PROBLEM REQUIREMENTS »
From the entries provided below, copy each line that contains the word "calcifying".

::::

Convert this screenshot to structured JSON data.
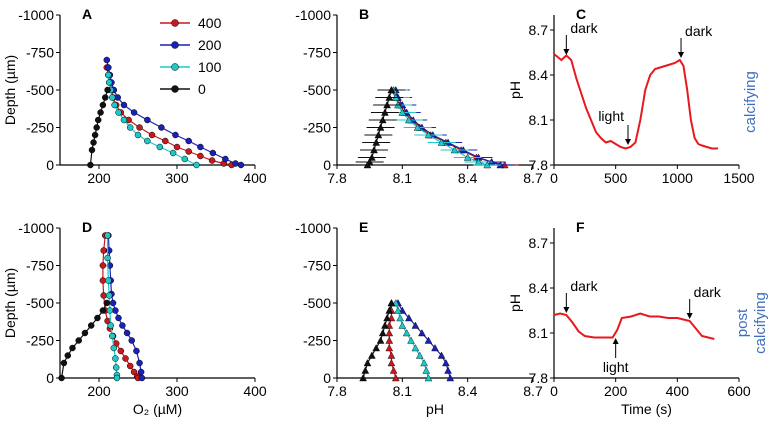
{
  "figure": {
    "colors": {
      "s400": "#c8191e",
      "s200": "#1a22b5",
      "s100": "#1ec8c8",
      "s0": "#111111",
      "trace": "#e8191e",
      "side": "#3f70c0"
    }
  },
  "chart_data": [
    {
      "panel": "A",
      "type": "line",
      "ylabel": "Depth (µm)",
      "xlabel": "",
      "xlim": [
        150,
        400
      ],
      "ylim": [
        -1000,
        0
      ],
      "xticks": [
        200,
        300,
        400
      ],
      "yticks": [
        -1000,
        -750,
        -500,
        -250,
        0
      ],
      "legend": [
        "400",
        "200",
        "100",
        "0"
      ],
      "series": [
        {
          "name": "400",
          "x": [
            210,
            212,
            214,
            216,
            218,
            222,
            228,
            238,
            252,
            268,
            285,
            300,
            315,
            330,
            345,
            360,
            370
          ],
          "y": [
            -650,
            -600,
            -550,
            -500,
            -450,
            -400,
            -350,
            -300,
            -250,
            -200,
            -160,
            -120,
            -90,
            -60,
            -30,
            -10,
            0
          ]
        },
        {
          "name": "200",
          "x": [
            210,
            212,
            214,
            216,
            219,
            224,
            232,
            245,
            262,
            280,
            298,
            315,
            330,
            346,
            362,
            375,
            382
          ],
          "y": [
            -700,
            -650,
            -600,
            -550,
            -500,
            -450,
            -400,
            -350,
            -300,
            -250,
            -200,
            -160,
            -120,
            -80,
            -40,
            -10,
            0
          ]
        },
        {
          "name": "100",
          "x": [
            212,
            213,
            215,
            217,
            220,
            225,
            232,
            240,
            250,
            262,
            278,
            295,
            310,
            325
          ],
          "y": [
            -600,
            -550,
            -500,
            -450,
            -400,
            -350,
            -300,
            -250,
            -200,
            -160,
            -120,
            -80,
            -40,
            0
          ]
        },
        {
          "name": "0",
          "x": [
            211,
            208,
            205,
            202,
            199,
            197,
            195,
            193,
            191,
            189
          ],
          "y": [
            -500,
            -450,
            -400,
            -350,
            -300,
            -250,
            -200,
            -150,
            -100,
            0
          ]
        }
      ]
    },
    {
      "panel": "B",
      "type": "line",
      "ylabel": "",
      "xlabel": "",
      "xlim": [
        7.8,
        8.7
      ],
      "ylim": [
        -1000,
        0
      ],
      "xticks": [
        7.8,
        8.1,
        8.4,
        8.7
      ],
      "yticks": [
        -1000,
        -750,
        -500,
        -250,
        0
      ],
      "series": [
        {
          "name": "400",
          "x": [
            8.05,
            8.07,
            8.09,
            8.11,
            8.14,
            8.18,
            8.23,
            8.3,
            8.37,
            8.44,
            8.51,
            8.57
          ],
          "y": [
            -500,
            -450,
            -400,
            -350,
            -300,
            -250,
            -200,
            -150,
            -100,
            -50,
            -20,
            0
          ]
        },
        {
          "name": "200",
          "x": [
            8.07,
            8.08,
            8.1,
            8.12,
            8.15,
            8.19,
            8.24,
            8.31,
            8.38,
            8.45,
            8.51,
            8.55
          ],
          "y": [
            -500,
            -450,
            -400,
            -350,
            -300,
            -250,
            -200,
            -150,
            -100,
            -50,
            -20,
            0
          ]
        },
        {
          "name": "100",
          "x": [
            8.06,
            8.07,
            8.08,
            8.1,
            8.13,
            8.17,
            8.22,
            8.28,
            8.34,
            8.4,
            8.45,
            8.49
          ],
          "y": [
            -500,
            -450,
            -400,
            -350,
            -300,
            -250,
            -200,
            -150,
            -100,
            -50,
            -20,
            0
          ]
        },
        {
          "name": "0",
          "x": [
            8.05,
            8.04,
            8.03,
            8.02,
            8.01,
            8.0,
            7.99,
            7.98,
            7.97,
            7.96,
            7.95,
            7.94
          ],
          "y": [
            -500,
            -450,
            -400,
            -350,
            -300,
            -250,
            -200,
            -150,
            -100,
            -50,
            -20,
            0
          ]
        }
      ]
    },
    {
      "panel": "C",
      "type": "line",
      "ylabel": "pH",
      "xlabel": "",
      "xlim": [
        0,
        1500
      ],
      "ylim": [
        7.8,
        8.8
      ],
      "xticks": [
        0,
        500,
        1000,
        1500
      ],
      "yticks": [
        7.8,
        8.1,
        8.4,
        8.7
      ],
      "side_label": "calcifying",
      "annotations": [
        {
          "text": "dark",
          "x": 100,
          "y": 8.52
        },
        {
          "text": "light",
          "x": 600,
          "y": 7.92
        },
        {
          "text": "dark",
          "x": 1030,
          "y": 8.5
        }
      ],
      "series": [
        {
          "name": "pH",
          "x": [
            0,
            30,
            60,
            100,
            140,
            180,
            220,
            260,
            300,
            340,
            380,
            420,
            460,
            500,
            540,
            580,
            620,
            660,
            700,
            740,
            780,
            820,
            860,
            900,
            940,
            980,
            1020,
            1050,
            1080,
            1110,
            1140,
            1170,
            1200,
            1240,
            1280,
            1330
          ],
          "y": [
            8.54,
            8.52,
            8.5,
            8.53,
            8.5,
            8.38,
            8.28,
            8.18,
            8.1,
            8.02,
            7.98,
            7.95,
            7.96,
            7.94,
            7.92,
            7.91,
            7.92,
            7.95,
            8.1,
            8.3,
            8.4,
            8.44,
            8.45,
            8.46,
            8.47,
            8.48,
            8.5,
            8.46,
            8.3,
            8.1,
            7.98,
            7.94,
            7.93,
            7.92,
            7.91,
            7.91
          ]
        }
      ]
    },
    {
      "panel": "D",
      "type": "line",
      "ylabel": "Depth (µm)",
      "xlabel": "O₂ (µM)",
      "xlim": [
        150,
        400
      ],
      "ylim": [
        -1000,
        0
      ],
      "xticks": [
        200,
        300,
        400
      ],
      "yticks": [
        -1000,
        -750,
        -500,
        -250,
        0
      ],
      "series": [
        {
          "name": "400",
          "x": [
            208,
            206,
            205,
            205,
            206,
            208,
            211,
            214,
            218,
            222,
            228,
            234,
            240,
            245,
            249,
            250
          ],
          "y": [
            -950,
            -850,
            -750,
            -650,
            -550,
            -450,
            -380,
            -330,
            -280,
            -230,
            -180,
            -130,
            -80,
            -40,
            -10,
            0
          ]
        },
        {
          "name": "200",
          "x": [
            212,
            213,
            214,
            215,
            216,
            218,
            221,
            225,
            230,
            236,
            242,
            248,
            252,
            254,
            255
          ],
          "y": [
            -950,
            -850,
            -750,
            -650,
            -560,
            -500,
            -450,
            -400,
            -350,
            -300,
            -250,
            -180,
            -100,
            -40,
            0
          ]
        },
        {
          "name": "100",
          "x": [
            211,
            211,
            212,
            213,
            214,
            215,
            217,
            219,
            221,
            222,
            223,
            223
          ],
          "y": [
            -950,
            -800,
            -650,
            -550,
            -450,
            -350,
            -280,
            -200,
            -130,
            -70,
            -20,
            0
          ]
        },
        {
          "name": "0",
          "x": [
            210,
            205,
            198,
            190,
            182,
            174,
            166,
            160,
            155,
            152
          ],
          "y": [
            -500,
            -450,
            -400,
            -350,
            -300,
            -250,
            -200,
            -150,
            -100,
            0
          ]
        }
      ]
    },
    {
      "panel": "E",
      "type": "line",
      "ylabel": "",
      "xlabel": "pH",
      "xlim": [
        7.8,
        8.7
      ],
      "ylim": [
        -1000,
        0
      ],
      "xticks": [
        7.8,
        8.1,
        8.4,
        8.7
      ],
      "yticks": [
        -1000,
        -750,
        -500,
        -250,
        0
      ],
      "series": [
        {
          "name": "400",
          "x": [
            8.05,
            8.05,
            8.05,
            8.04,
            8.04,
            8.04,
            8.04,
            8.05,
            8.05,
            8.06,
            8.07
          ],
          "y": [
            -500,
            -450,
            -400,
            -350,
            -300,
            -250,
            -200,
            -150,
            -100,
            -50,
            0
          ]
        },
        {
          "name": "200",
          "x": [
            8.08,
            8.1,
            8.13,
            8.16,
            8.19,
            8.22,
            8.25,
            8.28,
            8.3,
            8.31,
            8.32
          ],
          "y": [
            -500,
            -450,
            -400,
            -350,
            -300,
            -250,
            -200,
            -150,
            -100,
            -50,
            0
          ]
        },
        {
          "name": "100",
          "x": [
            8.07,
            8.08,
            8.09,
            8.1,
            8.12,
            8.14,
            8.16,
            8.18,
            8.2,
            8.21,
            8.22
          ],
          "y": [
            -500,
            -450,
            -400,
            -350,
            -300,
            -250,
            -200,
            -150,
            -100,
            -50,
            0
          ]
        },
        {
          "name": "0",
          "x": [
            8.05,
            8.04,
            8.03,
            8.02,
            8.01,
            8.0,
            7.98,
            7.96,
            7.94,
            7.93,
            7.92
          ],
          "y": [
            -500,
            -450,
            -400,
            -350,
            -300,
            -250,
            -200,
            -150,
            -100,
            -50,
            0
          ]
        }
      ]
    },
    {
      "panel": "F",
      "type": "line",
      "ylabel": "pH",
      "xlabel": "Time (s)",
      "xlim": [
        0,
        600
      ],
      "ylim": [
        7.8,
        8.8
      ],
      "xticks": [
        0,
        200,
        400,
        600
      ],
      "yticks": [
        7.8,
        8.1,
        8.4,
        8.7
      ],
      "side_label": "post calcifying",
      "annotations": [
        {
          "text": "dark",
          "x": 40,
          "y": 8.22
        },
        {
          "text": "light",
          "x": 200,
          "y": 8.08
        },
        {
          "text": "dark",
          "x": 440,
          "y": 8.18
        }
      ],
      "series": [
        {
          "name": "pH",
          "x": [
            0,
            20,
            40,
            60,
            80,
            100,
            130,
            160,
            190,
            205,
            220,
            250,
            280,
            310,
            340,
            370,
            400,
            420,
            440,
            460,
            480,
            500,
            520
          ],
          "y": [
            8.22,
            8.23,
            8.22,
            8.17,
            8.11,
            8.08,
            8.07,
            8.07,
            8.07,
            8.12,
            8.2,
            8.21,
            8.23,
            8.21,
            8.21,
            8.2,
            8.2,
            8.19,
            8.18,
            8.13,
            8.08,
            8.07,
            8.06
          ]
        }
      ]
    }
  ]
}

::::

RESULT BELOW »
      "side_label": "calcifying",
      "side_label": "post calcifying",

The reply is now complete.